# Exercise:
Copy out every record below with complete accuracy.

(Dataset items)
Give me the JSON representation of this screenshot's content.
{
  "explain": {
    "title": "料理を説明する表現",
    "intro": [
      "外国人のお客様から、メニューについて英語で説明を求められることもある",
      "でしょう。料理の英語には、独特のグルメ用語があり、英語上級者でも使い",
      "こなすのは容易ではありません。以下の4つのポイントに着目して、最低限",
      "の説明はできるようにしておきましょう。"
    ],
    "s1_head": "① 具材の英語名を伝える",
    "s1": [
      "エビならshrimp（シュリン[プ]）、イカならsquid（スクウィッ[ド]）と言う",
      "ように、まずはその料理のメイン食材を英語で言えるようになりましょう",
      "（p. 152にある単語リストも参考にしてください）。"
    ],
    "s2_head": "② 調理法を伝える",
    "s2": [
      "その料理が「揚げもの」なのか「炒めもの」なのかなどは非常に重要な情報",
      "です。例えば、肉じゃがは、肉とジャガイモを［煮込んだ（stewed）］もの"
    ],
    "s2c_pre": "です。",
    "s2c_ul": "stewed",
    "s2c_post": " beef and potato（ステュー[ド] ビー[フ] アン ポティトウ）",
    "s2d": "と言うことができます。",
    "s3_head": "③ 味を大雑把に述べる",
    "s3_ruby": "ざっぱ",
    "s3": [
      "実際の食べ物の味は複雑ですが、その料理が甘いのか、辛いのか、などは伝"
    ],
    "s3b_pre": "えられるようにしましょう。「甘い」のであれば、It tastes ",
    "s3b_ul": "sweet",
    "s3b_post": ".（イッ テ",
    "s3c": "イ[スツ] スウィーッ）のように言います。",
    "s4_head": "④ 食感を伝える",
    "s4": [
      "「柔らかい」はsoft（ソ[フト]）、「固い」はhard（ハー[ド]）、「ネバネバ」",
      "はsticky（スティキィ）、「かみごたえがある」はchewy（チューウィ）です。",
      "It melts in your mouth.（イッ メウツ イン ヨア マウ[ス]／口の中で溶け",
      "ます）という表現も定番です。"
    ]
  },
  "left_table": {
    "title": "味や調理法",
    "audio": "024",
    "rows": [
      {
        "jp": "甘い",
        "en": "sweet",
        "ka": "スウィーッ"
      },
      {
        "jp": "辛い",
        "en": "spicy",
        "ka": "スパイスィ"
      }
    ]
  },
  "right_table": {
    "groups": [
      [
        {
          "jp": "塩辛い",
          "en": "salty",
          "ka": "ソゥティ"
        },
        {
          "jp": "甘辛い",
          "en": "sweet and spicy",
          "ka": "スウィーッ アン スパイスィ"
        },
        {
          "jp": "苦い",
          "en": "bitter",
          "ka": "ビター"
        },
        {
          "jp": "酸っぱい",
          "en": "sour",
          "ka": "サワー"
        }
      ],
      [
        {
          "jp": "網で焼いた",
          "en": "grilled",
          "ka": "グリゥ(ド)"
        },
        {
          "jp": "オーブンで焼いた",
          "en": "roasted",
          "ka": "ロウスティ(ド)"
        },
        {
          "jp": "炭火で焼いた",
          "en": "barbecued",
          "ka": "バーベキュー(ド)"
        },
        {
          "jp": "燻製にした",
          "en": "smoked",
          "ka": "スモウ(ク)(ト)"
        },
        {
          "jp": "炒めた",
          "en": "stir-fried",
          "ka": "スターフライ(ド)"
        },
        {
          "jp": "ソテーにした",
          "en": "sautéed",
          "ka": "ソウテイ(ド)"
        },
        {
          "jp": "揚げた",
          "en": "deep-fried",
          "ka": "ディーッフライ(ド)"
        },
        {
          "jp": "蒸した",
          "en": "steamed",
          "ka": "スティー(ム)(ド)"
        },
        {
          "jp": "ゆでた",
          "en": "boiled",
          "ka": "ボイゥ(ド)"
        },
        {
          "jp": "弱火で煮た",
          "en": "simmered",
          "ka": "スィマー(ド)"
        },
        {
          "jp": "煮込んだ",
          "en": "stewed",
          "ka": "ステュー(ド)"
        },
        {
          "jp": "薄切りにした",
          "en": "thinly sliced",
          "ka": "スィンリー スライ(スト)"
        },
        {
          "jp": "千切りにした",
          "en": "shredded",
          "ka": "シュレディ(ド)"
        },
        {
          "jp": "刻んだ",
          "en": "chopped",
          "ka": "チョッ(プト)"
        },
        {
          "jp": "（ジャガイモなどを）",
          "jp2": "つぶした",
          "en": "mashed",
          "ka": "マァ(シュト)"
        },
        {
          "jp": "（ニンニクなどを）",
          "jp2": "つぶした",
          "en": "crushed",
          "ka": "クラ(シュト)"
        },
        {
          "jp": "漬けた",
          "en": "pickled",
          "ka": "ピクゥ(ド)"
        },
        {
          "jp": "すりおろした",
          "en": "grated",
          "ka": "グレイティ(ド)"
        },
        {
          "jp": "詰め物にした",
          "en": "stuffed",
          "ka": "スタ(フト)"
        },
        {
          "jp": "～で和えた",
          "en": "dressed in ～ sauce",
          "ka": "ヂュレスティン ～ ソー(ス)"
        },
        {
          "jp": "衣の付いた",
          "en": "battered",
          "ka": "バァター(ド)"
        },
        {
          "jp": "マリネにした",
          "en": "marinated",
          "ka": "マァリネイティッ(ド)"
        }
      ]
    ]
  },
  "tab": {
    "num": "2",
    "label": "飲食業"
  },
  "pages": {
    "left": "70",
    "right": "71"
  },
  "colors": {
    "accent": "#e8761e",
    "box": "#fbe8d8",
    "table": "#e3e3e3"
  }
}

# Task solution:
Give me the JSON representation of this screenshot's content.
{
  "explain": {
    "title": "料理を説明する表現",
    "intro": [
      "外国人のお客様から、メニューについて英語で説明を求められることもある",
      "でしょう。料理の英語には、独特のグルメ用語があり、英語上級者でも使い",
      "こなすのは容易ではありません。以下の4つのポイントに着目して、最低限",
      "の説明はできるようにしておきましょう。"
    ],
    "s1_head": "① 具材の英語名を伝える",
    "s1": [
      "エビならshrimp（シュリン[プ]）、イカならsquid（スクウィッ[ド]）と言う",
      "ように、まずはその料理のメイン食材を英語で言えるようになりましょう",
      "（p. 152にある単語リストも参考にしてください）。"
    ],
    "s2_head": "② 調理法を伝える",
    "s2": [
      "その料理が「揚げもの」なのか「炒めもの」なのかなどは非常に重要な情報",
      "です。例えば、肉じゃがは、肉とジャガイモを［煮込んだ（stewed）］もの"
    ],
    "s2c_pre": "です。",
    "s2c_ul": "stewed",
    "s2c_post": " beef and potato（ステュー[ド] ビー[フ] アン ポティトウ）",
    "s2d": "と言うことができます。",
    "s3_head": "③ 味を大雑把に述べる",
    "s3_ruby": "ざっぱ",
    "s3": [
      "実際の食べ物の味は複雑ですが、その料理が甘いのか、辛いのか、などは伝"
    ],
    "s3b_pre": "えられるようにしましょう。「甘い」のであれば、It tastes ",
    "s3b_ul": "sweet",
    "s3b_post": ".（イッ テ",
    "s3c": "イ[スツ] スウィーッ）のように言います。",
    "s4_head": "④ 食感を伝える",
    "s4": [
      "「柔らかい」はsoft（ソ[フト]）、「固い」はhard（ハー[ド]）、「ネバネバ」",
      "はsticky（スティキィ）、「かみごたえがある」はchewy（チューウィ）です。",
      "It melts in your mouth.（イッ メウツ イン ヨア マウ[ス]／口の中で溶け",
      "ます）という表現も定番です。"
    ]
  },
  "left_table": {
    "title": "味や調理法",
    "audio": "024",
    "rows": [
      {
        "jp": "甘い",
        "en": "sweet",
        "ka": "スウィーッ"
      },
      {
        "jp": "辛い",
        "en": "spicy",
        "ka": "スパイスィ"
      }
    ]
  },
  "right_table": {
    "groups": [
      [
        {
          "jp": "塩辛い",
          "en": "salty",
          "ka": "ソゥティ"
        },
        {
          "jp": "甘辛い",
          "en": "sweet and spicy",
          "ka": "スウィーッ アン スパイスィ"
        },
        {
          "jp": "苦い",
          "en": "bitter",
          "ka": "ビター"
        },
        {
          "jp": "酸っぱい",
          "en": "sour",
          "ka": "サワー"
        }
      ],
      [
        {
          "jp": "網で焼いた",
          "en": "grilled",
          "ka": "グリゥ(ド)"
        },
        {
          "jp": "オーブンで焼いた",
          "en": "roasted",
          "ka": "ロウスティ(ド)"
        },
        {
          "jp": "炭火で焼いた",
          "en": "barbecued",
          "ka": "バーベキュー(ド)"
        },
        {
          "jp": "燻製にした",
          "en": "smoked",
          "ka": "スモウ(ク)(ト)"
        },
        {
          "jp": "炒めた",
          "en": "stir-fried",
          "ka": "スターフライ(ド)"
        },
        {
          "jp": "ソテーにした",
          "en": "sautéed",
          "ka": "ソウテイ(ド)"
        },
        {
          "jp": "揚げた",
          "en": "deep-fried",
          "ka": "ディーッフライ(ド)"
        },
        {
          "jp": "蒸した",
          "en": "steamed",
          "ka": "スティー(ム)(ド)"
        },
        {
          "jp": "ゆでた",
          "en": "boiled",
          "ka": "ボイゥ(ド)"
        },
        {
          "jp": "弱火で煮た",
          "en": "simmered",
          "ka": "スィマー(ド)"
        },
        {
          "jp": "煮込んだ",
          "en": "stewed",
          "ka": "ステュー(ド)"
        },
        {
          "jp": "薄切りにした",
          "en": "thinly sliced",
          "ka": "スィンリー スライ(スト)"
        },
        {
          "jp": "千切りにした",
          "en": "shredded",
          "ka": "シュレディ(ド)"
        },
        {
          "jp": "刻んだ",
          "en": "chopped",
          "ka": "チョッ(プト)"
        },
        {
          "jp": "（ジャガイモなどを）",
          "jp2": "つぶした",
          "en": "mashed",
          "ka": "マァ(シュト)"
        },
        {
          "jp": "（ニンニクなどを）",
          "jp2": "つぶした",
          "en": "crushed",
          "ka": "クラ(シュト)"
        },
        {
          "jp": "漬けた",
          "en": "pickled",
          "ka": "ピクゥ(ド)"
        },
        {
          "jp": "すりおろした",
          "en": "grated",
          "ka": "グレイティ(ド)"
        },
        {
          "jp": "詰め物にした",
          "en": "stuffed",
          "ka": "スタ(フト)"
        },
        {
          "jp": "～で和えた",
          "en": "dressed in ～ sauce",
          "ka": "ヂュレスティン ～ ソー(ス)"
        },
        {
          "jp": "衣の付いた",
          "en": "battered",
          "ka": "バァター(ド)"
        },
        {
          "jp": "マリネにした",
          "en": "marinated",
          "ka": "マァリネイティッ(ド)"
        }
      ]
    ]
  },
  "tab": {
    "num": "2",
    "label": "飲食業"
  },
  "pages": {
    "left": "70",
    "right": "71"
  },
  "colors": {
    "accent": "#e8761e",
    "box": "#fbe8d8",
    "table": "#e3e3e3"
  }
}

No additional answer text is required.